■ What is required ■
Lay out the rows starting at the one containing "photo-info-annotation: 顔写真登録情報 [1120, 870, 1267, 894]" and ending at the one containing "basic-info-annotation: 学生基本情報登録情報 [1120, 538, 1330, 562]" as a Markdown table with the columns Row and Line, leaving out any blank lines.

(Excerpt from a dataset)
start

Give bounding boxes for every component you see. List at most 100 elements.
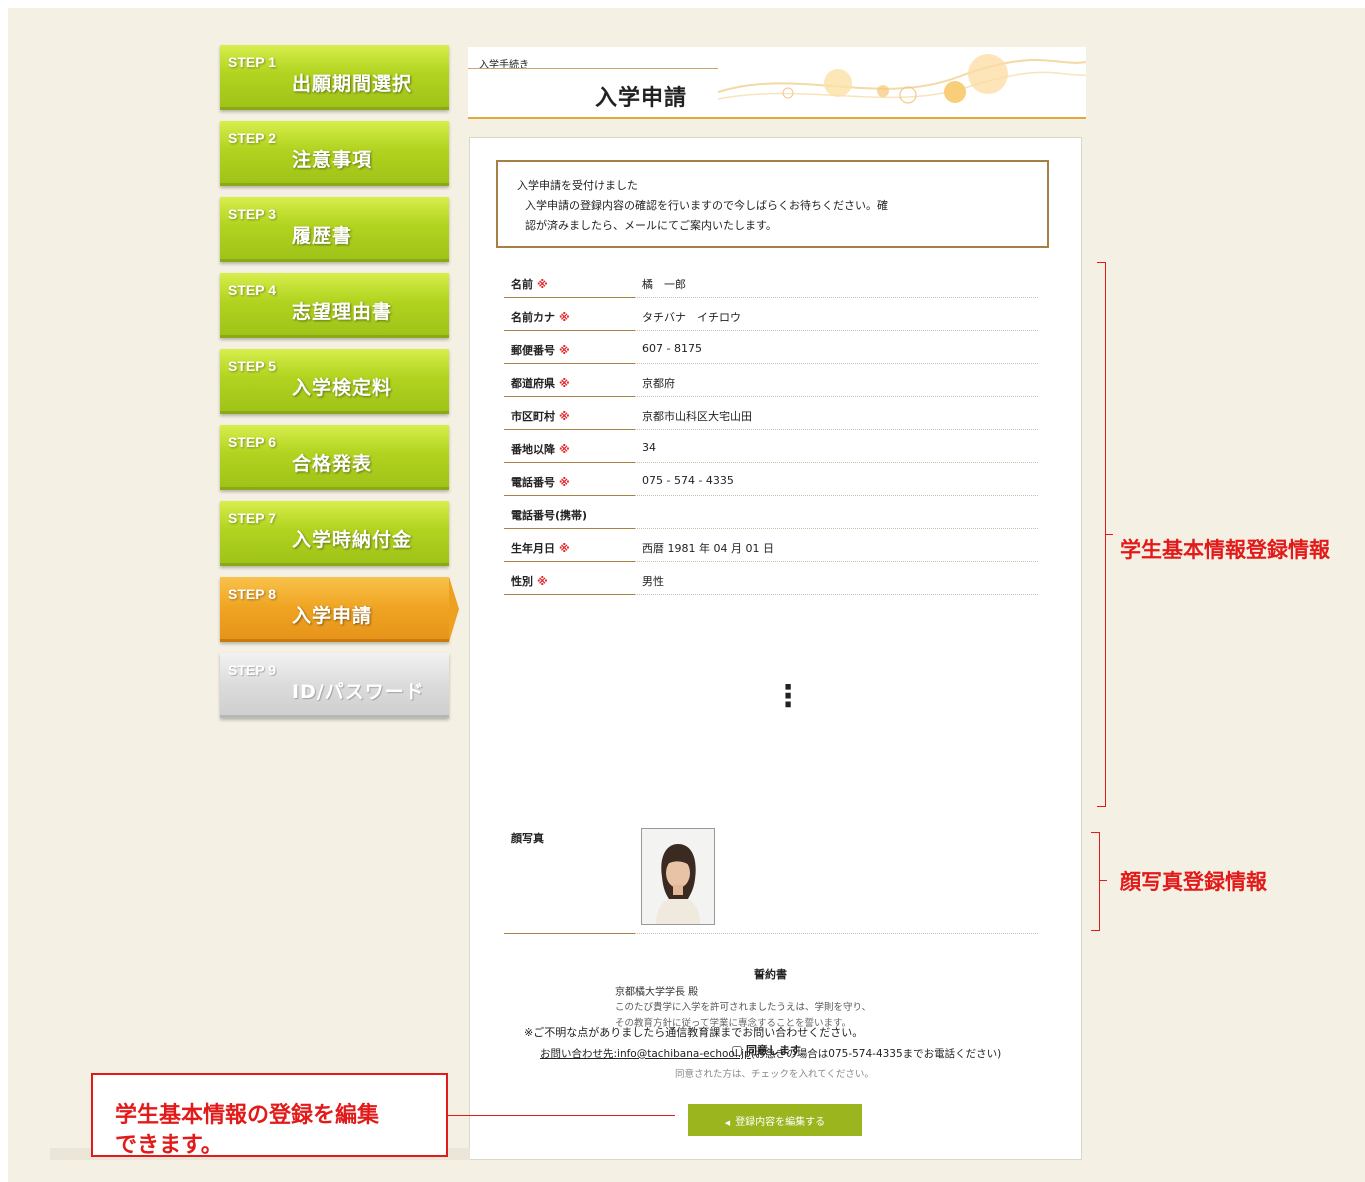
photo-info-annotation: 顔写真登録情報 [1120, 870, 1267, 894]
table-row: 名前 ※ 橘 一郎 [504, 265, 1038, 298]
required-mark: ※ [537, 575, 548, 588]
header-decoration [718, 54, 1086, 104]
photo-label: 顔写真 [511, 832, 544, 845]
step-number: STEP 2 [228, 130, 276, 146]
edit-button-label: 登録内容を編集する [735, 1116, 826, 1128]
step-sidebar: STEP 1 出願期間選択 STEP 2 注意事項 STEP 3 履歴書 STEP 4… [220, 45, 460, 729]
callout-connector [448, 1115, 675, 1116]
basic-info-annotation: 学生基本情報登録情報 [1120, 538, 1330, 562]
step-6-button[interactable]: STEP 6 合格発表 [220, 425, 449, 490]
table-row: 名前カナ ※ タチバナ イチロウ [504, 298, 1038, 331]
step-title: 入学申請 [292, 605, 373, 627]
edit-callout-box: 学生基本情報の登録を編集 できます。 [91, 1073, 448, 1158]
field-value: 607 - 8175 [642, 342, 702, 355]
notice-box: 入学申請を受付けました 入学申請の登録内容の確認を行いますので今しばらくお待ちく… [496, 160, 1049, 248]
table-row: 郵便番号 ※ 607 - 8175 [504, 331, 1038, 364]
header-divider [468, 68, 718, 69]
field-value: 男性 [642, 575, 664, 588]
table-row: 都道府県 ※ 京都府 [504, 364, 1038, 397]
step-8-button-active[interactable]: STEP 8 入学申請 [220, 577, 459, 642]
required-mark: ※ [537, 278, 548, 291]
step-number: STEP 4 [228, 282, 276, 298]
field-label: 名前 [511, 278, 533, 291]
required-mark: ※ [559, 344, 570, 357]
table-row: 番地以降 ※ 34 [504, 430, 1038, 463]
step-title: 履歴書 [292, 225, 353, 247]
field-label: 名前カナ [511, 311, 555, 324]
main-panel: 入学申請を受付けました 入学申請の登録内容の確認を行いますので今しばらくお待ちく… [469, 137, 1082, 1160]
field-value: 075 - 574 - 4335 [642, 474, 734, 487]
photo-row: 顔写真 [504, 828, 1038, 934]
field-label: 番地以降 [511, 443, 555, 456]
step-5-button[interactable]: STEP 5 入学検定料 [220, 349, 449, 414]
field-value: 京都府 [642, 377, 675, 390]
notice-line: 認が済みましたら、メールにてご案内いたします。 [525, 219, 777, 232]
edit-registration-button[interactable]: ◀ 登録内容を編集する [688, 1104, 862, 1136]
step-9-button-disabled: STEP 9 ID/パスワード [220, 653, 449, 718]
step-number: STEP 5 [228, 358, 276, 374]
step-1-button[interactable]: STEP 1 出願期間選択 [220, 45, 449, 110]
field-label: 電話番号(携帯) [511, 509, 588, 522]
face-photo [641, 828, 715, 925]
field-label: 市区町村 [511, 410, 555, 423]
photo-info-bracket [1091, 832, 1100, 931]
step-number: STEP 3 [228, 206, 276, 222]
field-value: 京都市山科区大宅山田 [642, 410, 752, 423]
field-label: 性別 [511, 575, 533, 588]
table-row: 生年月日 ※ 西暦 1981 年 04 月 01 日 [504, 529, 1038, 562]
pledge-text: このたび貴学に入学を許可されましたうえは、学則を守り、 [615, 1002, 872, 1013]
bracket-tick [1099, 880, 1107, 881]
bracket-tick [1105, 534, 1113, 535]
page-title: 入学申請 [595, 86, 688, 111]
field-label: 生年月日 [511, 542, 555, 555]
required-mark: ※ [559, 377, 570, 390]
required-mark: ※ [559, 311, 570, 324]
step-title: 合格発表 [292, 453, 373, 475]
step-2-button[interactable]: STEP 2 注意事項 [220, 121, 449, 186]
step-title: 志望理由書 [292, 301, 393, 323]
field-label: 都道府県 [511, 377, 555, 390]
caret-left-icon: ◀ [724, 1118, 731, 1127]
callout-text: できます。 [115, 1133, 223, 1158]
vertical-ellipsis: ⋮ [773, 679, 803, 714]
field-value: 橘 一郎 [642, 278, 686, 291]
step-3-button[interactable]: STEP 3 履歴書 [220, 197, 449, 262]
step-title: 入学時納付金 [292, 529, 413, 551]
field-value: 西暦 1981 年 04 月 01 日 [642, 542, 774, 555]
notice-line: 入学申請を受付けました [517, 179, 638, 192]
field-value: タチバナ イチロウ [642, 311, 741, 324]
inquiry-note: ※ご不明な点がありましたら通信教育課までお問い合わせください。 [524, 1026, 864, 1039]
step-title: 出願期間選択 [292, 73, 413, 95]
table-row: 電話番号(携帯) [504, 496, 1038, 529]
table-row: 性別 ※ 男性 [504, 562, 1038, 595]
notice-line: 入学申請の登録内容の確認を行いますので今しばらくお待ちください。確 [525, 199, 888, 212]
step-number: STEP 1 [228, 54, 276, 70]
required-mark: ※ [559, 542, 570, 555]
pledge-addressee: 京都橘大学学長 殿 [615, 987, 699, 998]
required-mark: ※ [559, 410, 570, 423]
page-header: 入学手続き 入学申請 [468, 47, 1086, 119]
step-4-button[interactable]: STEP 4 志望理由書 [220, 273, 449, 338]
field-label: 郵便番号 [511, 344, 555, 357]
contact-info: お問い合わせ先:info@tachibana-echool.jp(お急ぎの場合は… [540, 1046, 1001, 1061]
pledge-title: 誓約書 [754, 968, 787, 981]
required-mark: ※ [559, 443, 570, 456]
step-number: STEP 9 [228, 662, 276, 678]
check-hint: 同意された方は、チェックを入れてください。 [675, 1069, 874, 1080]
step-number: STEP 8 [228, 586, 276, 602]
contact-email-link[interactable]: お問い合わせ先:info@tachibana-echool.jp [540, 1048, 751, 1060]
step-title: ID/パスワード [292, 681, 425, 703]
step-title: 入学検定料 [292, 377, 393, 399]
contact-phone-note: (お急ぎの場合は075-574-4335までお電話ください) [750, 1048, 1002, 1060]
field-label: 電話番号 [511, 476, 555, 489]
step-title: 注意事項 [292, 149, 373, 171]
table-row: 電話番号 ※ 075 - 574 - 4335 [504, 463, 1038, 496]
step-number: STEP 6 [228, 434, 276, 450]
table-row: 市区町村 ※ 京都市山科区大宅山田 [504, 397, 1038, 430]
step-number: STEP 7 [228, 510, 276, 526]
callout-text: 学生基本情報の登録を編集 [115, 1103, 380, 1128]
field-value: 34 [642, 441, 656, 454]
required-mark: ※ [559, 476, 570, 489]
registration-table: 名前 ※ 橘 一郎 名前カナ ※ タチバナ イチロウ 郵便番号 ※ 607 - 8175 都… [504, 265, 1038, 595]
step-7-button[interactable]: STEP 7 入学時納付金 [220, 501, 449, 566]
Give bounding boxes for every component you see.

end

■ Solution to the problem ■
| Row | Line |
|---|---|
| 1 | photo-info-annotation: 顔写真登録情報 [1120, 870, 1267, 894] |
| 2 | table-row: 名前 ※ 橘 一郎 [504, 265, 1038, 298] |
| 3 | required-mark: ※ [537, 575, 548, 588] |
| 4 | header-decoration [718, 54, 1086, 104] |
| 5 | photo-label: 顔写真 [511, 832, 544, 845] |
| 6 | step-number: STEP 2 [228, 130, 276, 146] |
| 7 | edit-button-label: 登録内容を編集する [735, 1116, 826, 1128] |
| 8 | step-sidebar: STEP 1 出願期間選択 STEP 2 注意事項 STEP 3 履歴書 STEP 4… [220, 45, 460, 729] |
| 9 | callout-connector [448, 1115, 675, 1116] |
| 10 | basic-info-annotation: 学生基本情報登録情報 [1120, 538, 1330, 562] |